___ INFORMATION GIVEN ___

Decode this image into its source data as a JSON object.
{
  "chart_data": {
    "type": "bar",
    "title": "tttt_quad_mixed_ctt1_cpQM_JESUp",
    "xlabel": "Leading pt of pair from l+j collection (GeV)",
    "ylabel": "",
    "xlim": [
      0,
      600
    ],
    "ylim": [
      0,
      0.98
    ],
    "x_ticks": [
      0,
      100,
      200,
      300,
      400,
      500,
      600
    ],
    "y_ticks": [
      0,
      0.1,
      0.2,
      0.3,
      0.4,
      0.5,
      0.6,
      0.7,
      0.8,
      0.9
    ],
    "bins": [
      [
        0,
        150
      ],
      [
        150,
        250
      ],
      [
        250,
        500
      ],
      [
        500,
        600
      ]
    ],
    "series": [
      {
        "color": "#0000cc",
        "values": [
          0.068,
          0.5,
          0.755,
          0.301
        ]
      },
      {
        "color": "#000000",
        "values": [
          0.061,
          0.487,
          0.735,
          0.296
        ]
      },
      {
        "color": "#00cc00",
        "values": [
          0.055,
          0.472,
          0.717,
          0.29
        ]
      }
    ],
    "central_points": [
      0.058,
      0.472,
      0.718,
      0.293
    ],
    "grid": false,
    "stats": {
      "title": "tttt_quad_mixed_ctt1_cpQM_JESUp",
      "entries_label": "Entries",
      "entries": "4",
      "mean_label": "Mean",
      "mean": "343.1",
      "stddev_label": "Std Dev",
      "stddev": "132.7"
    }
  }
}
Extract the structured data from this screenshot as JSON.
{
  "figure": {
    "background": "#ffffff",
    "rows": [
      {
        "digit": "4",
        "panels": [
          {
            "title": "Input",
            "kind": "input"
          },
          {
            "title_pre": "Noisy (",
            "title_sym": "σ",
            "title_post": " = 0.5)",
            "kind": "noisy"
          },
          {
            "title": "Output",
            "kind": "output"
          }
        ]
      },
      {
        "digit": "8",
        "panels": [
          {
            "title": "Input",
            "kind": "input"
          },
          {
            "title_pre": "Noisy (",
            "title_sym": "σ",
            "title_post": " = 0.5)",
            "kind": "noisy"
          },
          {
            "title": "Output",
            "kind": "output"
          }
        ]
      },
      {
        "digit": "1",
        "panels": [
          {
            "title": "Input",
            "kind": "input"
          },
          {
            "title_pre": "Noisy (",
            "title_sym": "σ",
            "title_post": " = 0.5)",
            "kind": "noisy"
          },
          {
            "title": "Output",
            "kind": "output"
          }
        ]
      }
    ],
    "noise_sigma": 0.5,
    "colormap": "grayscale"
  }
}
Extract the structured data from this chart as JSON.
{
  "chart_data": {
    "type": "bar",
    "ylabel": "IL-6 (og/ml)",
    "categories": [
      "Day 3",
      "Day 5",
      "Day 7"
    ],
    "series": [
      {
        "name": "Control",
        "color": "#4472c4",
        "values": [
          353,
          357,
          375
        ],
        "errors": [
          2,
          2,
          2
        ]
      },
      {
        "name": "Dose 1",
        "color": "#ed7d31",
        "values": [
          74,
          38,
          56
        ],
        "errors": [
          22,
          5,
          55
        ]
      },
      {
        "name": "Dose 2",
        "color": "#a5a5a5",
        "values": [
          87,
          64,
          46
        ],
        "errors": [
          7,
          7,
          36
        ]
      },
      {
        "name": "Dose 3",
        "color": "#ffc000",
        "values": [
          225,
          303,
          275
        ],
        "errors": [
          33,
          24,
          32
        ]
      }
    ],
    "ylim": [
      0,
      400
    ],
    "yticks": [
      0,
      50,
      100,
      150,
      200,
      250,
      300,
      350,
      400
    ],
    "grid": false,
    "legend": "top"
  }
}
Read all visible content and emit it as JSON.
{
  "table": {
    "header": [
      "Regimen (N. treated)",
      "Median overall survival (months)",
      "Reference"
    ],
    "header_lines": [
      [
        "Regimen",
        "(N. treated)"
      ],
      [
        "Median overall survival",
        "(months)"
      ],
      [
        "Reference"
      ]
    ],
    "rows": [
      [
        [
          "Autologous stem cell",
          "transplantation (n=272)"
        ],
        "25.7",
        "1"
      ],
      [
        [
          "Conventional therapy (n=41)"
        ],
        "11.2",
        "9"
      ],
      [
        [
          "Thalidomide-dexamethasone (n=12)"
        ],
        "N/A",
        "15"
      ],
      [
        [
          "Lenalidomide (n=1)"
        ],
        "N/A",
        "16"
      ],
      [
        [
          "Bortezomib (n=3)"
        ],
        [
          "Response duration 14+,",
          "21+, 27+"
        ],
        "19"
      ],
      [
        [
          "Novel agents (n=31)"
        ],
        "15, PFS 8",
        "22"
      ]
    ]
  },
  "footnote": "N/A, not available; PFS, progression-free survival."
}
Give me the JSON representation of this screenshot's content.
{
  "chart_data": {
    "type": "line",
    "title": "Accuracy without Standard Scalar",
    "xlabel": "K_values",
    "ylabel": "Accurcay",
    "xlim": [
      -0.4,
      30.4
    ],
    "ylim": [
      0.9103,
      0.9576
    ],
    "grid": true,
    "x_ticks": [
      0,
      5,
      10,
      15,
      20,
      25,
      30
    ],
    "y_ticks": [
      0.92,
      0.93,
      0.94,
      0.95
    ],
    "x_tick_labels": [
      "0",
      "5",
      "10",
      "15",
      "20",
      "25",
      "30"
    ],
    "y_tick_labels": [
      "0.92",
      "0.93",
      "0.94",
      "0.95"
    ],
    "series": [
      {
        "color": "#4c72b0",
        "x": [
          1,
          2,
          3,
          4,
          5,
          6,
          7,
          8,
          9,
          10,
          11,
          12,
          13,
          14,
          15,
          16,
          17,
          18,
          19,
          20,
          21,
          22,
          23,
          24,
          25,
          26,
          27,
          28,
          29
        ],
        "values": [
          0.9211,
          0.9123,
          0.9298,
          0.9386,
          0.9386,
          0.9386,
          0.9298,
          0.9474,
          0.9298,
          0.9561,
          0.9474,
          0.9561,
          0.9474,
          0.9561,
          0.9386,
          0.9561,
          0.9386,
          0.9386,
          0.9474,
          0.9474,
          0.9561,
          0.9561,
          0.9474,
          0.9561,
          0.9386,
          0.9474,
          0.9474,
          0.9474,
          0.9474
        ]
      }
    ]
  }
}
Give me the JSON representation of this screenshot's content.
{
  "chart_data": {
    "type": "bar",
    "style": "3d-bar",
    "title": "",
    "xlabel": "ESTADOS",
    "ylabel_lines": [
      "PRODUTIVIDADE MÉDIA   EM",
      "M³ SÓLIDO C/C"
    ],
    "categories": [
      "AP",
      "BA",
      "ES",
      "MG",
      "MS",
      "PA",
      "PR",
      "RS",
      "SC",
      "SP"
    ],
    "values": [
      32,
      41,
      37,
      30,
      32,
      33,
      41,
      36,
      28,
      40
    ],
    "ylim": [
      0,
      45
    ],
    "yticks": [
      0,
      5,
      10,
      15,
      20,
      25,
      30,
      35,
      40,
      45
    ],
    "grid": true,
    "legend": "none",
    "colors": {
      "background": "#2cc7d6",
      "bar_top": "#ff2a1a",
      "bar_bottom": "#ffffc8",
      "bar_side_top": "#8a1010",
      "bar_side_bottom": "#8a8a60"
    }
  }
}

___

TASK BRIEF | Exactly reproduce every line of the data above.

EXERCISE SOLUTION |
Decode this image into its source data as a JSON object.
{
  "chart_data": {
    "type": "bar",
    "title": "tttt_quad_mixed_ctt1_cpQM_JESUp",
    "xlabel": "Leading pt of pair from l+j collection (GeV)",
    "ylabel": "",
    "xlim": [
      0,
      600
    ],
    "ylim": [
      0,
      0.98
    ],
    "x_ticks": [
      0,
      100,
      200,
      300,
      400,
      500,
      600
    ],
    "y_ticks": [
      0,
      0.1,
      0.2,
      0.3,
      0.4,
      0.5,
      0.6,
      0.7,
      0.8,
      0.9
    ],
    "bins": [
      [
        0,
        150
      ],
      [
        150,
        250
      ],
      [
        250,
        500
      ],
      [
        500,
        600
      ]
    ],
    "series": [
      {
        "color": "#0000cc",
        "values": [
          0.068,
          0.5,
          0.755,
          0.301
        ]
      },
      {
        "color": "#000000",
        "values": [
          0.061,
          0.487,
          0.735,
          0.296
        ]
      },
      {
        "color": "#00cc00",
        "values": [
          0.055,
          0.472,
          0.717,
          0.29
        ]
      }
    ],
    "central_points": [
      0.058,
      0.472,
      0.718,
      0.293
    ],
    "grid": false,
    "stats": {
      "title": "tttt_quad_mixed_ctt1_cpQM_JESUp",
      "entries_label": "Entries",
      "entries": "4",
      "mean_label": "Mean",
      "mean": "343.1",
      "stddev_label": "Std Dev",
      "stddev": "132.7"
    }
  }
}
Extract the structured data from this screenshot as JSON.
{
  "figure": {
    "background": "#ffffff",
    "rows": [
      {
        "digit": "4",
        "panels": [
          {
            "title": "Input",
            "kind": "input"
          },
          {
            "title_pre": "Noisy (",
            "title_sym": "σ",
            "title_post": " = 0.5)",
            "kind": "noisy"
          },
          {
            "title": "Output",
            "kind": "output"
          }
        ]
      },
      {
        "digit": "8",
        "panels": [
          {
            "title": "Input",
            "kind": "input"
          },
          {
            "title_pre": "Noisy (",
            "title_sym": "σ",
            "title_post": " = 0.5)",
            "kind": "noisy"
          },
          {
            "title": "Output",
            "kind": "output"
          }
        ]
      },
      {
        "digit": "1",
        "panels": [
          {
            "title": "Input",
            "kind": "input"
          },
          {
            "title_pre": "Noisy (",
            "title_sym": "σ",
            "title_post": " = 0.5)",
            "kind": "noisy"
          },
          {
            "title": "Output",
            "kind": "output"
          }
        ]
      }
    ],
    "noise_sigma": 0.5,
    "colormap": "grayscale"
  }
}
Extract the structured data from this chart as JSON.
{
  "chart_data": {
    "type": "bar",
    "ylabel": "IL-6 (og/ml)",
    "categories": [
      "Day 3",
      "Day 5",
      "Day 7"
    ],
    "series": [
      {
        "name": "Control",
        "color": "#4472c4",
        "values": [
          353,
          357,
          375
        ],
        "errors": [
          2,
          2,
          2
        ]
      },
      {
        "name": "Dose 1",
        "color": "#ed7d31",
        "values": [
          74,
          38,
          56
        ],
        "errors": [
          22,
          5,
          55
        ]
      },
      {
        "name": "Dose 2",
        "color": "#a5a5a5",
        "values": [
          87,
          64,
          46
        ],
        "errors": [
          7,
          7,
          36
        ]
      },
      {
        "name": "Dose 3",
        "color": "#ffc000",
        "values": [
          225,
          303,
          275
        ],
        "errors": [
          33,
          24,
          32
        ]
      }
    ],
    "ylim": [
      0,
      400
    ],
    "yticks": [
      0,
      50,
      100,
      150,
      200,
      250,
      300,
      350,
      400
    ],
    "grid": false,
    "legend": "top"
  }
}
Read all visible content and emit it as JSON.
{
  "table": {
    "header": [
      "Regimen (N. treated)",
      "Median overall survival (months)",
      "Reference"
    ],
    "header_lines": [
      [
        "Regimen",
        "(N. treated)"
      ],
      [
        "Median overall survival",
        "(months)"
      ],
      [
        "Reference"
      ]
    ],
    "rows": [
      [
        [
          "Autologous stem cell",
          "transplantation (n=272)"
        ],
        "25.7",
        "1"
      ],
      [
        [
          "Conventional therapy (n=41)"
        ],
        "11.2",
        "9"
      ],
      [
        [
          "Thalidomide-dexamethasone (n=12)"
        ],
        "N/A",
        "15"
      ],
      [
        [
          "Lenalidomide (n=1)"
        ],
        "N/A",
        "16"
      ],
      [
        [
          "Bortezomib (n=3)"
        ],
        [
          "Response duration 14+,",
          "21+, 27+"
        ],
        "19"
      ],
      [
        [
          "Novel agents (n=31)"
        ],
        "15, PFS 8",
        "22"
      ]
    ]
  },
  "footnote": "N/A, not available; PFS, progression-free survival."
}
Give me the JSON representation of this screenshot's content.
{
  "chart_data": {
    "type": "line",
    "title": "Accuracy without Standard Scalar",
    "xlabel": "K_values",
    "ylabel": "Accurcay",
    "xlim": [
      -0.4,
      30.4
    ],
    "ylim": [
      0.9103,
      0.9576
    ],
    "grid": true,
    "x_ticks": [
      0,
      5,
      10,
      15,
      20,
      25,
      30
    ],
    "y_ticks": [
      0.92,
      0.93,
      0.94,
      0.95
    ],
    "x_tick_labels": [
      "0",
      "5",
      "10",
      "15",
      "20",
      "25",
      "30"
    ],
    "y_tick_labels": [
      "0.92",
      "0.93",
      "0.94",
      "0.95"
    ],
    "series": [
      {
        "color": "#4c72b0",
        "x": [
          1,
          2,
          3,
          4,
          5,
          6,
          7,
          8,
          9,
          10,
          11,
          12,
          13,
          14,
          15,
          16,
          17,
          18,
          19,
          20,
          21,
          22,
          23,
          24,
          25,
          26,
          27,
          28,
          29
        ],
        "values": [
          0.9211,
          0.9123,
          0.9298,
          0.9386,
          0.9386,
          0.9386,
          0.9298,
          0.9474,
          0.9298,
          0.9561,
          0.9474,
          0.9561,
          0.9474,
          0.9561,
          0.9386,
          0.9561,
          0.9386,
          0.9386,
          0.9474,
          0.9474,
          0.9561,
          0.9561,
          0.9474,
          0.9561,
          0.9386,
          0.9474,
          0.9474,
          0.9474,
          0.9474
        ]
      }
    ]
  }
}
Give me the JSON representation of this screenshot's content.
{
  "chart_data": {
    "type": "bar",
    "style": "3d-bar",
    "title": "",
    "xlabel": "ESTADOS",
    "ylabel_lines": [
      "PRODUTIVIDADE MÉDIA   EM",
      "M³ SÓLIDO C/C"
    ],
    "categories": [
      "AP",
      "BA",
      "ES",
      "MG",
      "MS",
      "PA",
      "PR",
      "RS",
      "SC",
      "SP"
    ],
    "values": [
      32,
      41,
      37,
      30,
      32,
      33,
      41,
      36,
      28,
      40
    ],
    "ylim": [
      0,
      45
    ],
    "yticks": [
      0,
      5,
      10,
      15,
      20,
      25,
      30,
      35,
      40,
      45
    ],
    "grid": true,
    "legend": "none",
    "colors": {
      "background": "#2cc7d6",
      "bar_top": "#ff2a1a",
      "bar_bottom": "#ffffc8",
      "bar_side_top": "#8a1010",
      "bar_side_bottom": "#8a8a60"
    }
  }
}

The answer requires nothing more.